[start]
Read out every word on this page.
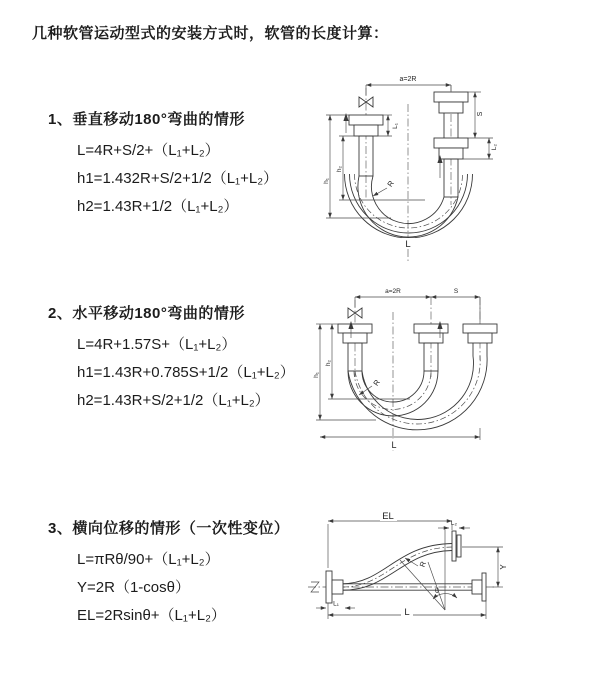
几种软管运动型式的安装方式时，软管的长度计算：
1、垂直移动180°弯曲的情形
L=4R+S/2+（L₁+L₂）
h1=1.432R+S/2+1/2（L₁+L₂）
h2=1.43R+1/2（L₁+L₂）
2、水平移动180°弯曲的情形
L=4R+1.57S+（L₁+L₂）
h1=1.43R+0.785S+1/2（L₁+L₂）
h2=1.43R+S/2+1/2（L₁+L₂）
3、横向位移的情形（一次性变位）
L=πRθ/90+（L₁+L₂）
Y=2R（1-cosθ）
EL=2Rsinθ+（L₁+L₂）
a=2R
L₁
S
L₂
R
h₂
h₁
L
a=2R	S
R
h₂
h₁
L
EL
L₂
Y
L
L₁
R
θ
[end]
### Aim
Except for the pictures, give all the material above again verbatim.

### Final result
Read out every word on this page.
几种软管运动型式的安装方式时，软管的长度计算：
1、垂直移动180°弯曲的情形
L=4R+S/2+（L₁+L₂）
h1=1.432R+S/2+1/2（L₁+L₂）
h2=1.43R+1/2（L₁+L₂）
2、水平移动180°弯曲的情形
L=4R+1.57S+（L₁+L₂）
h1=1.43R+0.785S+1/2（L₁+L₂）
h2=1.43R+S/2+1/2（L₁+L₂）
3、横向位移的情形（一次性变位）
L=πRθ/90+（L₁+L₂）
Y=2R（1-cosθ）
EL=2Rsinθ+（L₁+L₂）
a=2R
L₁
S
L₂
R
h₂
h₁
L
a=2R	S
R
h₂
h₁
L
EL
L₂
Y
L
L₁
R
θ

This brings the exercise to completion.